• **Goal**:
Wherever "음악이라는" appears in a line, list that line.

Saved entries
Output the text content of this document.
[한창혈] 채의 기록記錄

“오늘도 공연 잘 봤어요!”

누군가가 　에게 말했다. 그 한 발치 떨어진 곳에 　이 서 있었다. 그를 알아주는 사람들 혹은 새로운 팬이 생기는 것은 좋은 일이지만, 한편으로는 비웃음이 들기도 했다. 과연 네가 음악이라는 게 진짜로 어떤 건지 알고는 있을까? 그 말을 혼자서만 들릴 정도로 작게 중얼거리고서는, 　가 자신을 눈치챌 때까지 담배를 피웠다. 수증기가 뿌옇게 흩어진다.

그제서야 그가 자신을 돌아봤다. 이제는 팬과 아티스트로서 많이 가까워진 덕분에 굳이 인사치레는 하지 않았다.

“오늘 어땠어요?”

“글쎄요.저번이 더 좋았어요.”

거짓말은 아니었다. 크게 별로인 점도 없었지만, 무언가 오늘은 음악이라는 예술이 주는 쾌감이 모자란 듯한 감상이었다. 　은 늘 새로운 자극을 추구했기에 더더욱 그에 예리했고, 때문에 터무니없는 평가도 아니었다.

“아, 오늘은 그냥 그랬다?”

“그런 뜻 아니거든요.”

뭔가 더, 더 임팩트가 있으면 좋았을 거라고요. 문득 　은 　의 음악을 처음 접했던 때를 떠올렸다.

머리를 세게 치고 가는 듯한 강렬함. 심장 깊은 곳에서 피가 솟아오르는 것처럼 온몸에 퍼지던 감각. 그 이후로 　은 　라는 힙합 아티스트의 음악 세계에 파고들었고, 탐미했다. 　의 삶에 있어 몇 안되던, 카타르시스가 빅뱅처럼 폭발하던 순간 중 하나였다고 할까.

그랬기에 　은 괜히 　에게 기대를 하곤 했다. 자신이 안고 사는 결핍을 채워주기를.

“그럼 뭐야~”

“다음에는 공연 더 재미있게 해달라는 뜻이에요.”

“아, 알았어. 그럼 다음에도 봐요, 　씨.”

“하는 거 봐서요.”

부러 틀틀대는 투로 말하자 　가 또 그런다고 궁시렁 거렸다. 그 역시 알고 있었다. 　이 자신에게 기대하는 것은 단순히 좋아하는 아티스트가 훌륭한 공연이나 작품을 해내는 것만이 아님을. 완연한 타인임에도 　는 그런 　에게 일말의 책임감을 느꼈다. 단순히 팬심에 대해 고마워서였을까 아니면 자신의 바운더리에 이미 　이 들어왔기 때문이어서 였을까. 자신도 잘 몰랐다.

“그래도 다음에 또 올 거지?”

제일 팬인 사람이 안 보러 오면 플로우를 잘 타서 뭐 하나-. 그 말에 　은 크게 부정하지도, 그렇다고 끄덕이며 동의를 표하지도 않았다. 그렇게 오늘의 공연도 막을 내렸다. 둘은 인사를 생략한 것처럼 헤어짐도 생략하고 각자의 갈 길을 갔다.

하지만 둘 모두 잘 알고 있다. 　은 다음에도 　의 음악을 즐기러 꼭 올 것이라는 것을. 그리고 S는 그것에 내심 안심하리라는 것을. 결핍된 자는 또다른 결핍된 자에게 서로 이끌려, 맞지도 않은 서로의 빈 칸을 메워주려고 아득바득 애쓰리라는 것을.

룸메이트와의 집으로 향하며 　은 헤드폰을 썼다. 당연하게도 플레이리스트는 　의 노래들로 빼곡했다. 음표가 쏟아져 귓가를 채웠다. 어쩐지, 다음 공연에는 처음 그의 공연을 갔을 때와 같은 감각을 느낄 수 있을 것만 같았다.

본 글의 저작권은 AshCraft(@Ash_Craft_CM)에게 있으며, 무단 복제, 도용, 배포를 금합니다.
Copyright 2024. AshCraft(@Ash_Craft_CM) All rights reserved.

• **Response**:
누군가가 　에게 말했다. 그 한 발치 떨어진 곳에 　이 서 있었다. 그를 알아주는 사람들 혹은 새로운 팬이 생기는 것은 좋은 일이지만, 한편으로는 비웃음이 들기도 했다. 과연 네가 음악이라는 게 진짜로 어떤 건지 알고는 있을까? 그 말을 혼자서만 들릴 정도로 작게 중얼거리고서는, 　가 자신을 눈치챌 때까지 담배를 피웠다. 수증기가 뿌옇게 흩어진다.
거짓말은 아니었다. 크게 별로인 점도 없었지만, 무언가 오늘은 음악이라는 예술이 주는 쾌감이 모자란 듯한 감상이었다. 　은 늘 새로운 자극을 추구했기에 더더욱 그에 예리했고, 때문에 터무니없는 평가도 아니었다.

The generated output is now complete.